■ DATA ENTRIES ■
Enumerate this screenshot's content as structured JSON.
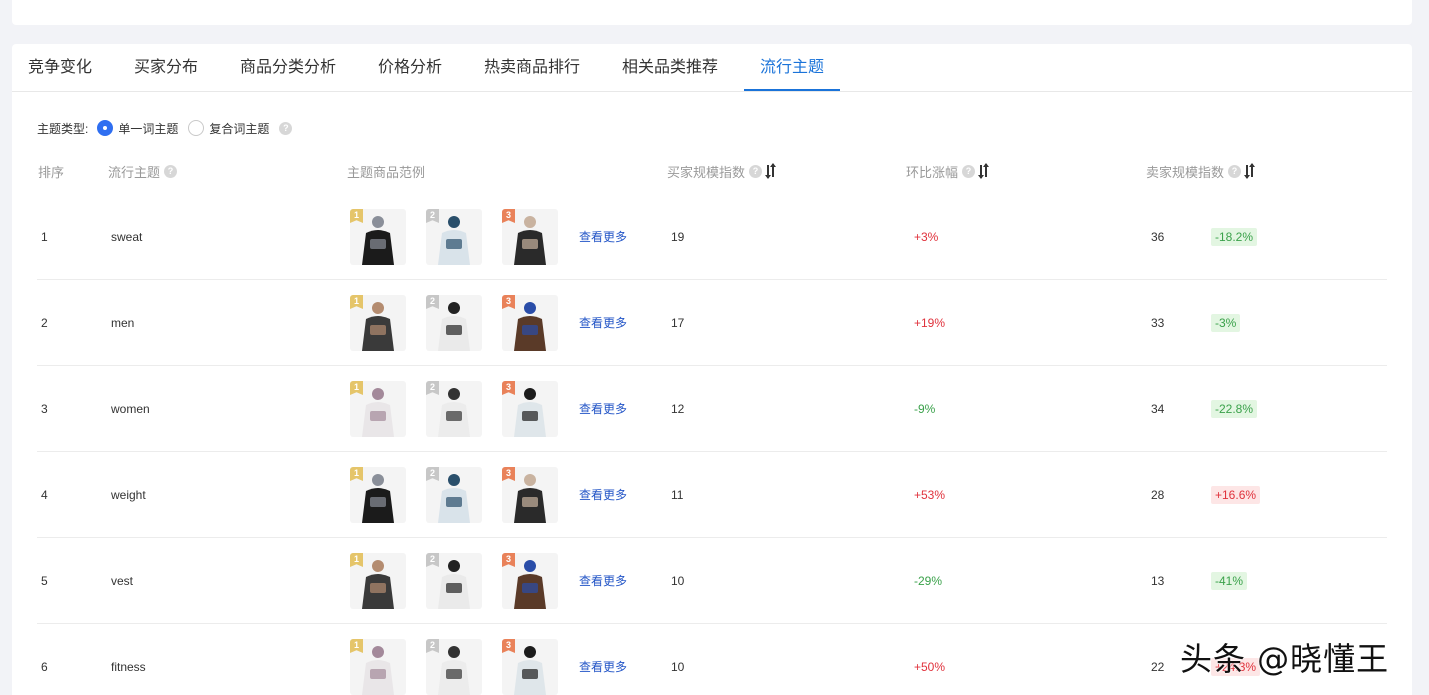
{
  "tabs": [
    {
      "label": "竞争变化"
    },
    {
      "label": "买家分布"
    },
    {
      "label": "商品分类分析"
    },
    {
      "label": "价格分析"
    },
    {
      "label": "热卖商品排行"
    },
    {
      "label": "相关品类推荐"
    },
    {
      "label": "流行主题"
    }
  ],
  "active_tab": "流行主题",
  "filter": {
    "label": "主题类型:",
    "options": [
      "单一词主题",
      "复合词主题"
    ],
    "selected": "单一词主题"
  },
  "table": {
    "headers": {
      "rank": "排序",
      "theme": "流行主题",
      "examples": "主题商品范例",
      "buyer_index": "买家规模指数",
      "change": "环比涨幅",
      "seller_index": "卖家规模指数"
    },
    "more_label": "查看更多",
    "rows": [
      {
        "rank": "1",
        "theme": "sweat",
        "buyer_index": "19",
        "change": "+3%",
        "change_dir": "up",
        "seller_index": "36",
        "seller_change": "-18.2%",
        "seller_dir": "down"
      },
      {
        "rank": "2",
        "theme": "men",
        "buyer_index": "17",
        "change": "+19%",
        "change_dir": "up",
        "seller_index": "33",
        "seller_change": "-3%",
        "seller_dir": "down"
      },
      {
        "rank": "3",
        "theme": "women",
        "buyer_index": "12",
        "change": "-9%",
        "change_dir": "down",
        "seller_index": "34",
        "seller_change": "-22.8%",
        "seller_dir": "down"
      },
      {
        "rank": "4",
        "theme": "weight",
        "buyer_index": "11",
        "change": "+53%",
        "change_dir": "up",
        "seller_index": "28",
        "seller_change": "+16.6%",
        "seller_dir": "up"
      },
      {
        "rank": "5",
        "theme": "vest",
        "buyer_index": "10",
        "change": "-29%",
        "change_dir": "down",
        "seller_index": "13",
        "seller_change": "-41%",
        "seller_dir": "down"
      },
      {
        "rank": "6",
        "theme": "fitness",
        "buyer_index": "10",
        "change": "+50%",
        "change_dir": "up",
        "seller_index": "22",
        "seller_change": "+24.3%",
        "seller_dir": "up"
      }
    ]
  },
  "badges": [
    "1",
    "2",
    "3"
  ],
  "watermark": "头条 @晓懂王",
  "colors": {
    "accent": "#1a73d9",
    "up": "#e0323c",
    "down": "#3aa14a"
  }
}
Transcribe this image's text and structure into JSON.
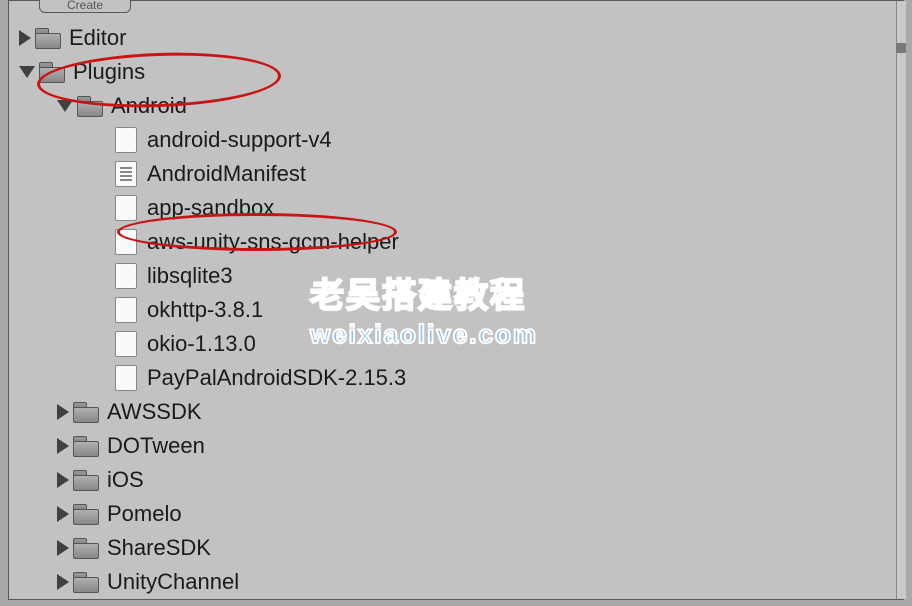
{
  "tab_label": "Create",
  "watermark": {
    "line1": "老吴搭建教程",
    "line2": "weixiaolive.com"
  },
  "tree": {
    "editor": {
      "label": "Editor",
      "type": "folder",
      "expanded": false,
      "depth": 0
    },
    "plugins": {
      "label": "Plugins",
      "type": "folder",
      "expanded": true,
      "depth": 0,
      "circled": true
    },
    "android": {
      "label": "Android",
      "type": "folder",
      "expanded": true,
      "depth": 1
    },
    "files": [
      {
        "label": "android-support-v4",
        "icon": "file"
      },
      {
        "label": "AndroidManifest",
        "icon": "manifest"
      },
      {
        "label": "app-sandbox",
        "icon": "file",
        "circled": true
      },
      {
        "label": "aws-unity-sns-gcm-helper",
        "icon": "file"
      },
      {
        "label": "libsqlite3",
        "icon": "file"
      },
      {
        "label": "okhttp-3.8.1",
        "icon": "file"
      },
      {
        "label": "okio-1.13.0",
        "icon": "file"
      },
      {
        "label": "PayPalAndroidSDK-2.15.3",
        "icon": "file"
      }
    ],
    "subfolders": [
      {
        "label": "AWSSDK"
      },
      {
        "label": "DOTween"
      },
      {
        "label": "iOS"
      },
      {
        "label": "Pomelo"
      },
      {
        "label": "ShareSDK"
      },
      {
        "label": "UnityChannel"
      }
    ]
  }
}
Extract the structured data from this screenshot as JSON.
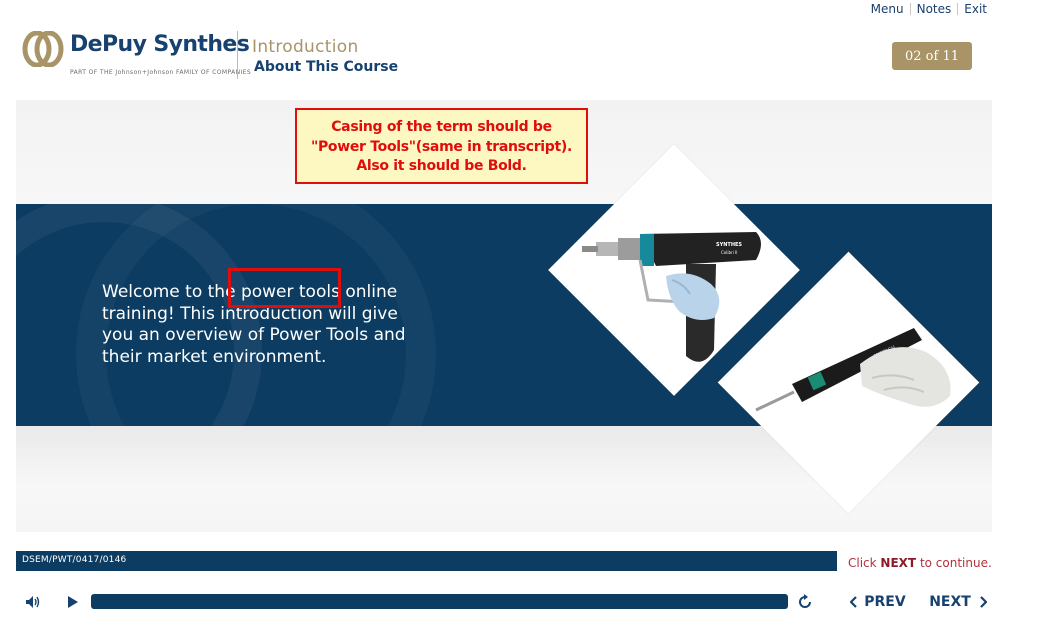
{
  "top_nav": {
    "menu": "Menu",
    "notes": "Notes",
    "exit": "Exit"
  },
  "brand": {
    "name": "DePuy Synthes",
    "tagline": "PART OF THE Johnson+Johnson FAMILY OF COMPANIES",
    "color": "#17416e",
    "accent": "#a8946a"
  },
  "header": {
    "section": "Introduction",
    "subtitle": "About This Course",
    "page_counter": "02 of 11"
  },
  "annotation": {
    "line1": "Casing of the term should be",
    "line2": "\"Power Tools\"(same in transcript).",
    "line3": "Also it should be Bold."
  },
  "content": {
    "welcome_text": "Welcome to the power tools online training! This introduction will give you an overview of Power Tools and their market environment."
  },
  "images": {
    "drill_brand": "SYNTHES",
    "drill_model": "Colibri II",
    "handpiece_brand": "ANSPACH"
  },
  "footer": {
    "code": "DSEM/PWT/0417/0146",
    "continue_prefix": "Click",
    "continue_next": "NEXT",
    "continue_suffix": "to continue.",
    "prev_label": "PREV",
    "next_label": "NEXT"
  },
  "player": {
    "progress": 0.0
  },
  "colors": {
    "navy": "#0c3c61",
    "annotation_red": "#e00d0d",
    "annotation_bg": "#fdf7c2",
    "gold": "#a89466"
  }
}
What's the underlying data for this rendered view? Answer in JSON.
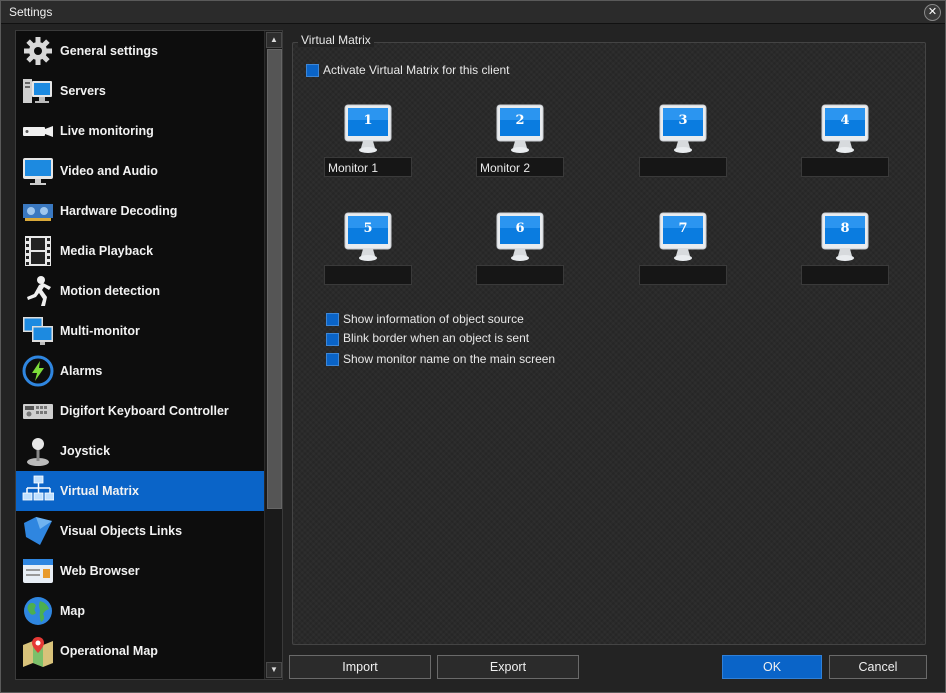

■ EXERCISE INSTRUCTIONS ■
Using the listing above, locate the lines that hold "JSON" and copy each one.

■ COMPLETED EXERCISE ■
Enumerate this screenshot's content as structured JSON.
Transcribe this image's text and structure into JSON.
Extract the structured data from this screenshot as JSON.
What's the underlying data for this rendered view? Answer in JSON.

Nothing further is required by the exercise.